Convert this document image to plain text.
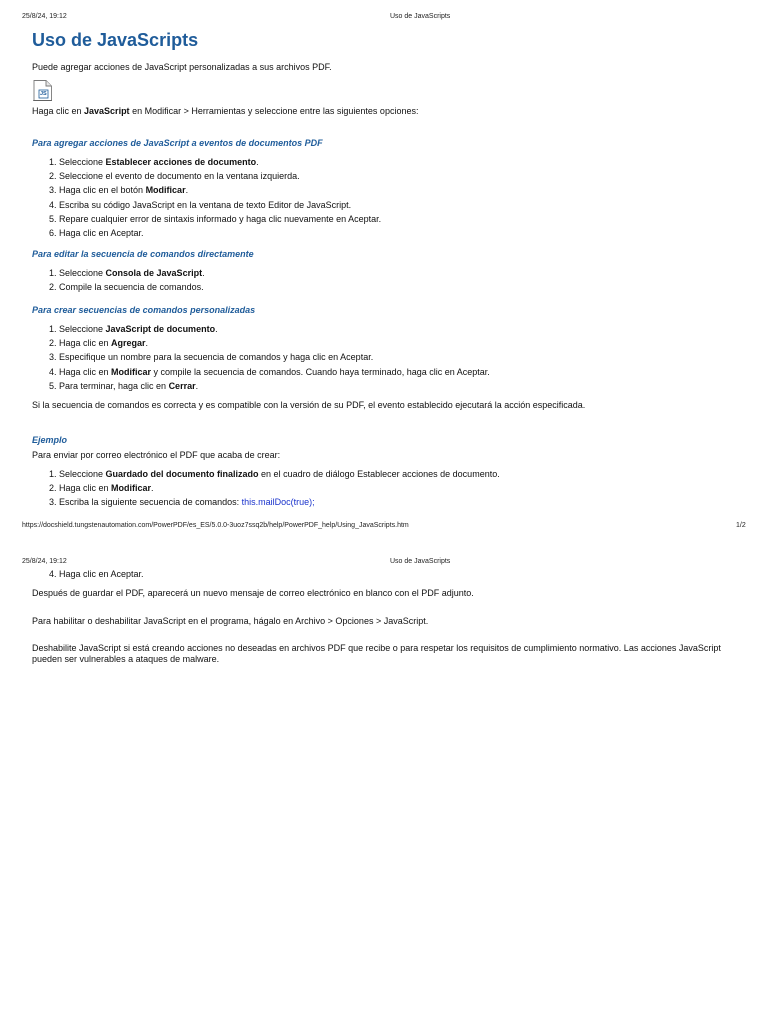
25/8/24, 19:12	Uso de JavaScripts
Uso de JavaScripts
Puede agregar acciones de JavaScript personalizadas a sus archivos PDF.
JS
Haga clic en JavaScript en Modificar > Herramientas y seleccione entre las siguientes opciones:
Para agregar acciones de JavaScript a eventos de documentos PDF
1. Seleccione Establecer acciones de documento.
2. Seleccione el evento de documento en la ventana izquierda.
3. Haga clic en el botón Modificar.
4. Escriba su código JavaScript en la ventana de texto Editor de JavaScript.
5. Repare cualquier error de sintaxis informado y haga clic nuevamente en Aceptar.
6. Haga clic en Aceptar.
Para editar la secuencia de comandos directamente
1. Seleccione Consola de JavaScript.
2. Compile la secuencia de comandos.
Para crear secuencias de comandos personalizadas
1. Seleccione JavaScript de documento.
2. Haga clic en Agregar.
3. Especifique un nombre para la secuencia de comandos y haga clic en Aceptar.
4. Haga clic en Modificar y compile la secuencia de comandos. Cuando haya terminado, haga clic en Aceptar.
5. Para terminar, haga clic en Cerrar.
Si la secuencia de comandos es correcta y es compatible con la versión de su PDF, el evento establecido ejecutará la acción especificada.
Ejemplo
Para enviar por correo electrónico el PDF que acaba de crear:
1. Seleccione Guardado del documento finalizado en el cuadro de diálogo Establecer acciones de documento.
2. Haga clic en Modificar.
3. Escriba la siguiente secuencia de comandos: this.mailDoc(true);
https://docshield.tungstenautomation.com/PowerPDF/es_ES/5.0.0-3uoz7ssq2b/help/PowerPDF_help/Using_JavaScripts.htm	1/2
25/8/24, 19:12	Uso de JavaScripts
4. Haga clic en Aceptar.
Después de guardar el PDF, aparecerá un nuevo mensaje de correo electrónico en blanco con el PDF adjunto.
Para habilitar o deshabilitar JavaScript en el programa, hágalo en Archivo > Opciones > JavaScript.
Deshabilite JavaScript si está creando acciones no deseadas en archivos PDF que recibe o para respetar los requisitos de cumplimiento normativo. Las acciones JavaScript pueden ser vulnerables a ataques de malware.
—————
What is required:
Collect each line holding the string "ventana".

Task result:
2. Seleccione el evento de documento en la ventana izquierda.
4. Escriba su código JavaScript en la ventana de texto Editor de JavaScript.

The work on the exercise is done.